Extracted information:
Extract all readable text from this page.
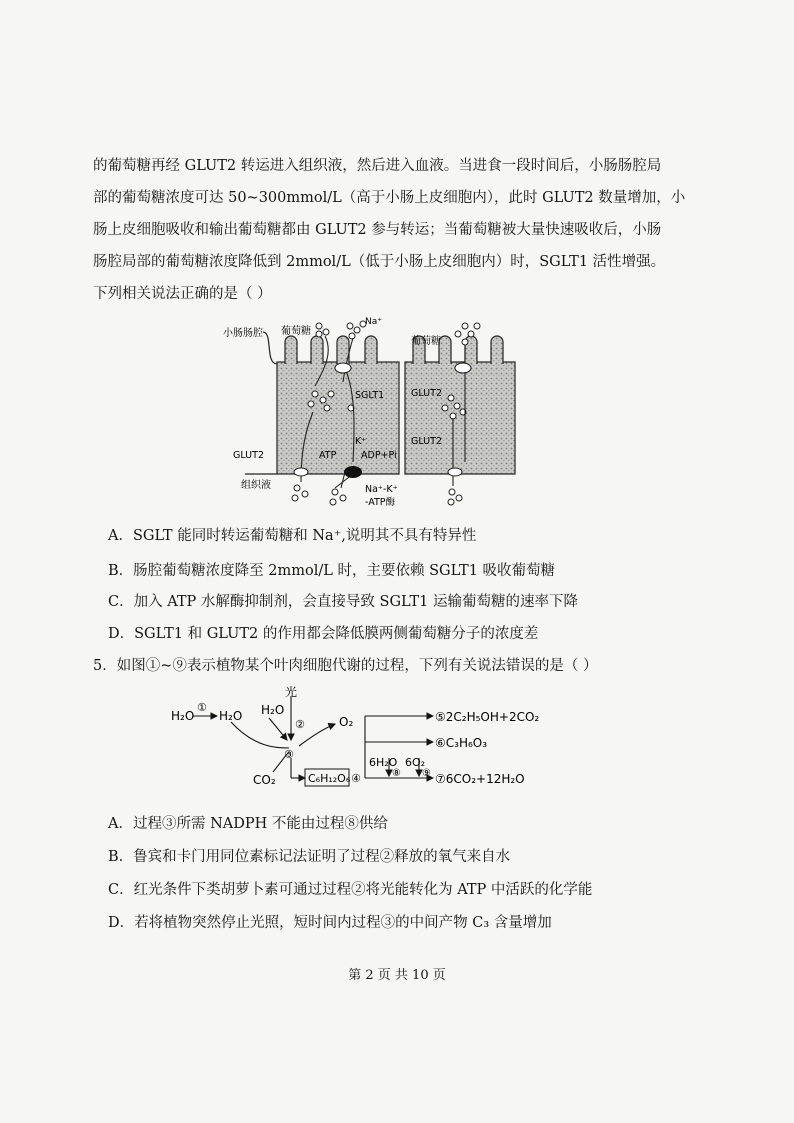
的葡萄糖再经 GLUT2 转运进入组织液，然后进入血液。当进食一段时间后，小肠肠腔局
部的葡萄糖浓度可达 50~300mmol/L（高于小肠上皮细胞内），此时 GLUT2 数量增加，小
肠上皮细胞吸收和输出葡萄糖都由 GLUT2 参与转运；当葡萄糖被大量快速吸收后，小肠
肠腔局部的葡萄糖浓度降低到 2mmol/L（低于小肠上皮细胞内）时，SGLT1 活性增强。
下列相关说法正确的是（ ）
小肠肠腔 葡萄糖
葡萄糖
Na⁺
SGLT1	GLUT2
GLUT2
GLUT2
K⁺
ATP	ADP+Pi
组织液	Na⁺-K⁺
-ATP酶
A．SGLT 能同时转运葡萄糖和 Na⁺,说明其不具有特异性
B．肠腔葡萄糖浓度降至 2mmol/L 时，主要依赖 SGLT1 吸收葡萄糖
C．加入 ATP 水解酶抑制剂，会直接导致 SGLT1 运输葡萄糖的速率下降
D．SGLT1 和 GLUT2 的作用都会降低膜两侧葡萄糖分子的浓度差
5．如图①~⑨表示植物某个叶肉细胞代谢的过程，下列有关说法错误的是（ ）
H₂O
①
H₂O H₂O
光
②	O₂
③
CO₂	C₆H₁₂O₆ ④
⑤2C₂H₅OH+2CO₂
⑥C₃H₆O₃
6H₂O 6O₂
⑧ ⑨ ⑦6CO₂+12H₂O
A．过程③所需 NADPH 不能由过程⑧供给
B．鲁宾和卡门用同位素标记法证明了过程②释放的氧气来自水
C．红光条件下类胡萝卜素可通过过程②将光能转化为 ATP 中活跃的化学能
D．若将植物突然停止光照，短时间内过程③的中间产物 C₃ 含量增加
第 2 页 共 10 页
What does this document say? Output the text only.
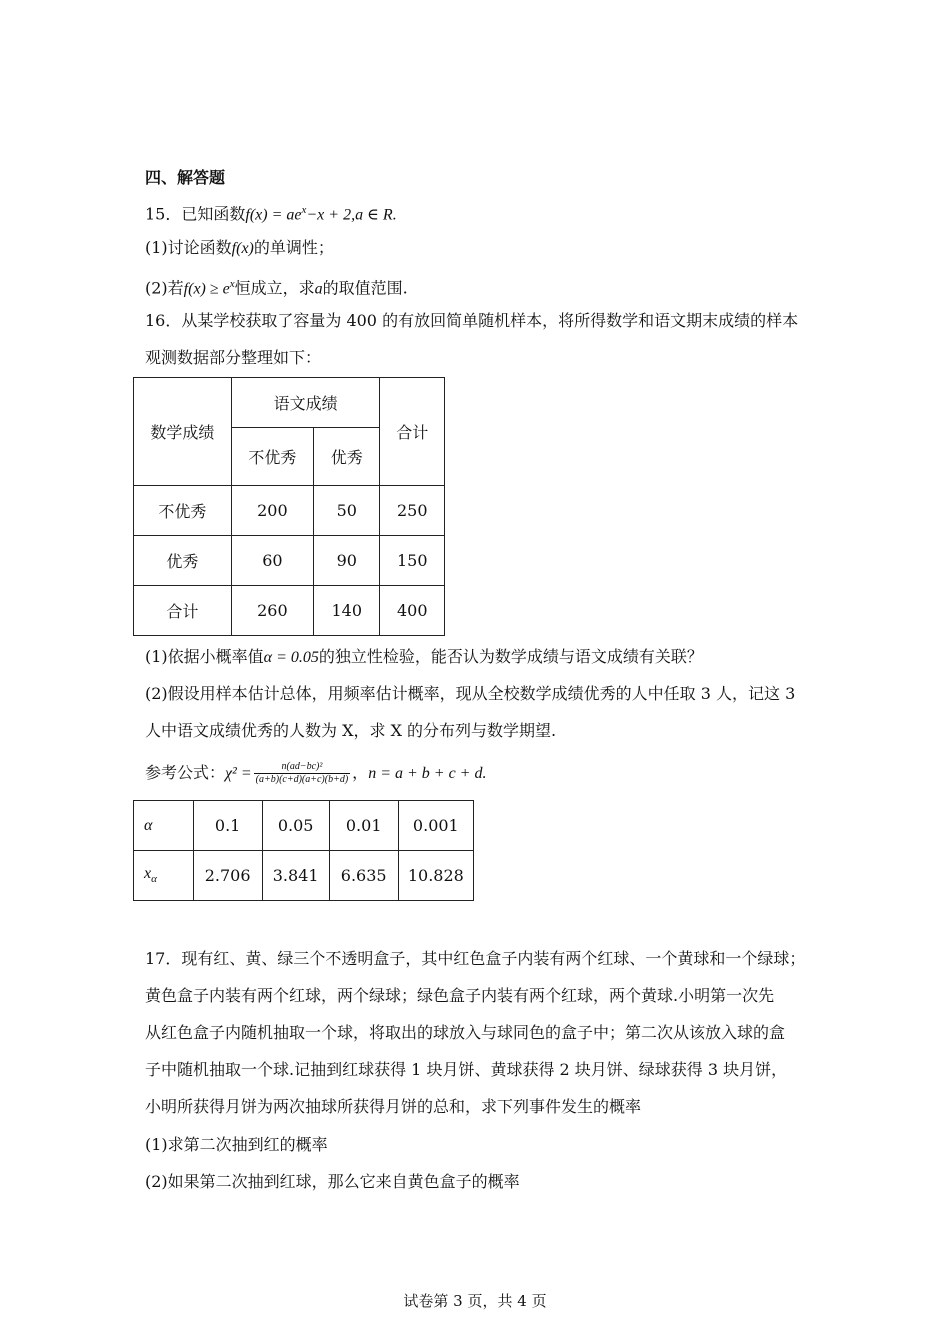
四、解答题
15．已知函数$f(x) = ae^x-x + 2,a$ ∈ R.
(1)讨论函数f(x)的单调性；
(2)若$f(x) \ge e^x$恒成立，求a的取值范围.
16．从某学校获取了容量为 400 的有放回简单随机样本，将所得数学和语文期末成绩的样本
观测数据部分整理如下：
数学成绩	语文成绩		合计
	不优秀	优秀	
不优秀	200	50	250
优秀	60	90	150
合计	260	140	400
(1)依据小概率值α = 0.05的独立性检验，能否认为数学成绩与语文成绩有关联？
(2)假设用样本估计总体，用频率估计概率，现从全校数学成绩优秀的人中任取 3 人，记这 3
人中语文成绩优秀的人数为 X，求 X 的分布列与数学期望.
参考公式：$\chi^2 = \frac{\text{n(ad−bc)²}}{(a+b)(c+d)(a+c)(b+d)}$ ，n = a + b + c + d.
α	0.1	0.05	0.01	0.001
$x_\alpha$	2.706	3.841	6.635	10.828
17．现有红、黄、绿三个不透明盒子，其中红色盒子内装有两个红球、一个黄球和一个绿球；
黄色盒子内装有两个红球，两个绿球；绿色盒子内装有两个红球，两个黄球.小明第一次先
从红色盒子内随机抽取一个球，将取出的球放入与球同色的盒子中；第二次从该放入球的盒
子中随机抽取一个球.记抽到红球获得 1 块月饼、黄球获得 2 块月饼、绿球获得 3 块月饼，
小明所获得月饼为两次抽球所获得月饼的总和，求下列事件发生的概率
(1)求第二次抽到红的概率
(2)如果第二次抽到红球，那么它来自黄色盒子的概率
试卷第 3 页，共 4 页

--

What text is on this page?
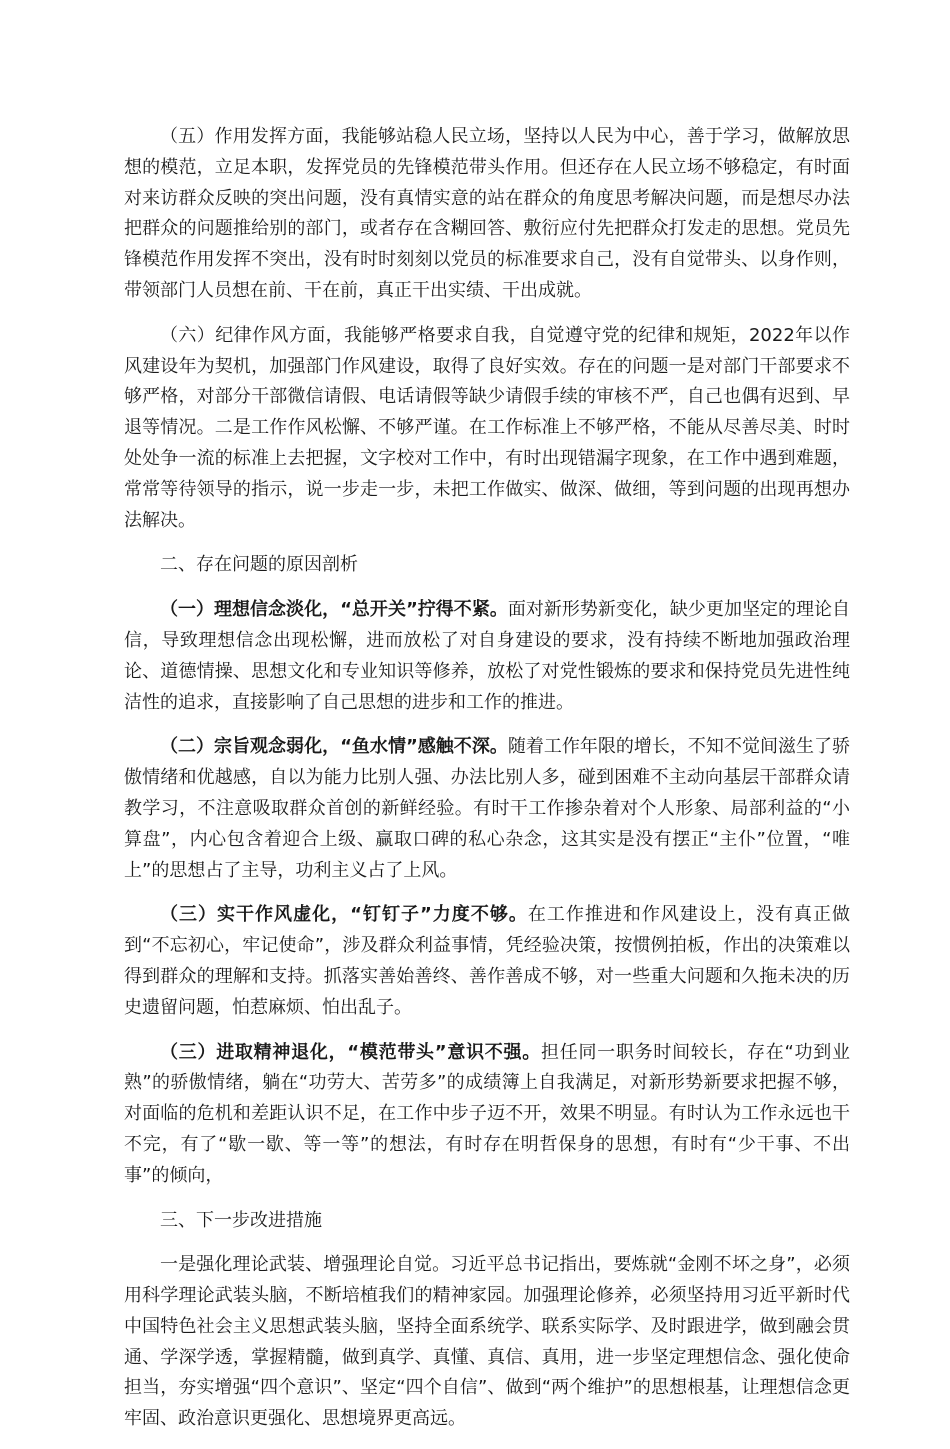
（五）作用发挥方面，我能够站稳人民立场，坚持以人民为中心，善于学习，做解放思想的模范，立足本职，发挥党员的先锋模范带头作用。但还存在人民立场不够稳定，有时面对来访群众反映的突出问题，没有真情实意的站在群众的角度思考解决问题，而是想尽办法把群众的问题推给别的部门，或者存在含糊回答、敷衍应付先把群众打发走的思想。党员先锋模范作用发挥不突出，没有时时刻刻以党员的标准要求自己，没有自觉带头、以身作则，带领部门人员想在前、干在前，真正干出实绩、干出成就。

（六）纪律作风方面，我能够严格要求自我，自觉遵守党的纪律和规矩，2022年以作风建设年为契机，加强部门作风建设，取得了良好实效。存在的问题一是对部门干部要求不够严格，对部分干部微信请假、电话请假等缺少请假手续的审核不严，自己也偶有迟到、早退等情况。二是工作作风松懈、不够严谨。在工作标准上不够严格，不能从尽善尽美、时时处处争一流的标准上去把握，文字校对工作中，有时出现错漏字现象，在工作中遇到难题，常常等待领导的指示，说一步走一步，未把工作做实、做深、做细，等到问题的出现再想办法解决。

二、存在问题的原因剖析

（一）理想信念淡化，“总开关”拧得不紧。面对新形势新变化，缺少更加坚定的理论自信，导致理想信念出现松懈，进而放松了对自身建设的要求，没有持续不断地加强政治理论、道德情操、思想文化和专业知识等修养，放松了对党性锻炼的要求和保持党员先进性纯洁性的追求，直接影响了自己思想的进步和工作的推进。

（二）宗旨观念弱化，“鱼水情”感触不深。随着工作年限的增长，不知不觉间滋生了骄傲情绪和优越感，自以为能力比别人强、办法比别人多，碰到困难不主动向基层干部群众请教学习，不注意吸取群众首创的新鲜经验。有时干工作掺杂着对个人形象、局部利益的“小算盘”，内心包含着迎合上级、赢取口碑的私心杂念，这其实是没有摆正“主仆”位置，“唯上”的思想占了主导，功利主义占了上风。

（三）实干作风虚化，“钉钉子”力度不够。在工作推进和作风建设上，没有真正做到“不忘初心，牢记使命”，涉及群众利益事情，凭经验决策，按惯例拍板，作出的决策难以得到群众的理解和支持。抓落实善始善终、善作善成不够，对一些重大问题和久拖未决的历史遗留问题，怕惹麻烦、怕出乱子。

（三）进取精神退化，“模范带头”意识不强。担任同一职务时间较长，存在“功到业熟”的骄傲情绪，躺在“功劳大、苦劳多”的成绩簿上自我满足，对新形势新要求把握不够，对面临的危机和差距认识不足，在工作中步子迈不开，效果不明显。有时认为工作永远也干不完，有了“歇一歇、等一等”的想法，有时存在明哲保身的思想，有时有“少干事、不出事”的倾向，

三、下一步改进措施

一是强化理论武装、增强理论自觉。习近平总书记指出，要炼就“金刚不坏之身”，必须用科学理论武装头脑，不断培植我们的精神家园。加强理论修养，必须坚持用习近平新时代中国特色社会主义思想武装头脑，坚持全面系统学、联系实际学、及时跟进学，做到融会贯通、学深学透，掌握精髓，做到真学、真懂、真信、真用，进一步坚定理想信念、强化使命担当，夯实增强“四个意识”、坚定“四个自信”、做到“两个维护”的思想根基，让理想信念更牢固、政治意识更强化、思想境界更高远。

---

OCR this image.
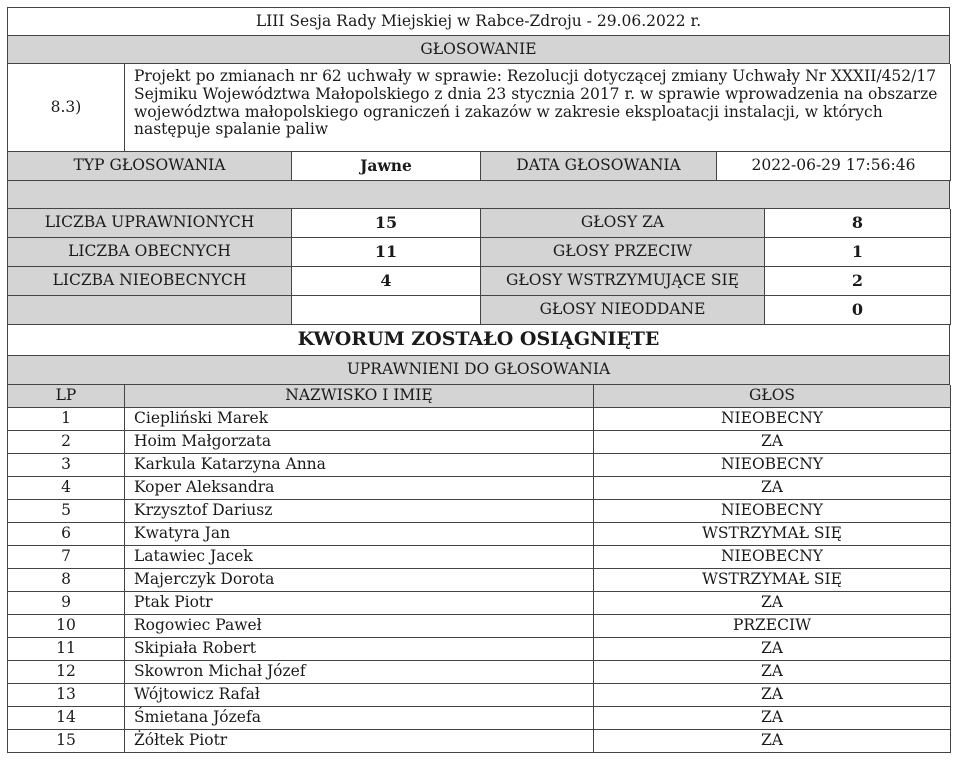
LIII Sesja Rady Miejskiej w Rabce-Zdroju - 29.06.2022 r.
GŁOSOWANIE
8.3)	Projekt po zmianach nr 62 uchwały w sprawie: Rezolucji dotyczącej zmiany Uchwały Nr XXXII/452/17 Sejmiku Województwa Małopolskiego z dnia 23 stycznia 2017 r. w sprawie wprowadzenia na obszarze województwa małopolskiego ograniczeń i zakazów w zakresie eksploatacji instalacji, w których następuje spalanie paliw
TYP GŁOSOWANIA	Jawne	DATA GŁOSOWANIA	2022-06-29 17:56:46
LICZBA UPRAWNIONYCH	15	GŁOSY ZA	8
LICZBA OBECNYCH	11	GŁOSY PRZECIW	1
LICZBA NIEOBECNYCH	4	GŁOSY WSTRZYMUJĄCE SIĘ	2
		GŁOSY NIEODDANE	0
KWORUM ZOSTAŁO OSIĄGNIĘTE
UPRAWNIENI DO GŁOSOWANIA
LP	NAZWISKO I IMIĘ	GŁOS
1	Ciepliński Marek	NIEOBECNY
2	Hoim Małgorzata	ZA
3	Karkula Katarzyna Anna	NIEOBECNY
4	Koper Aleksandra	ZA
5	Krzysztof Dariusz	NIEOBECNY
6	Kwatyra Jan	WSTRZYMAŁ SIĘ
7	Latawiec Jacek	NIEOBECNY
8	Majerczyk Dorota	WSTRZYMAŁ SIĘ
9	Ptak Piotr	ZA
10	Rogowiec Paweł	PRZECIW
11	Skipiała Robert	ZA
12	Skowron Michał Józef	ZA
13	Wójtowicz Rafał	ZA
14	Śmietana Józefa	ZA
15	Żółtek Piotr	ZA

Brief: Report how many lines in this data include the string "What", and nothing else.

Response to this exercise: 2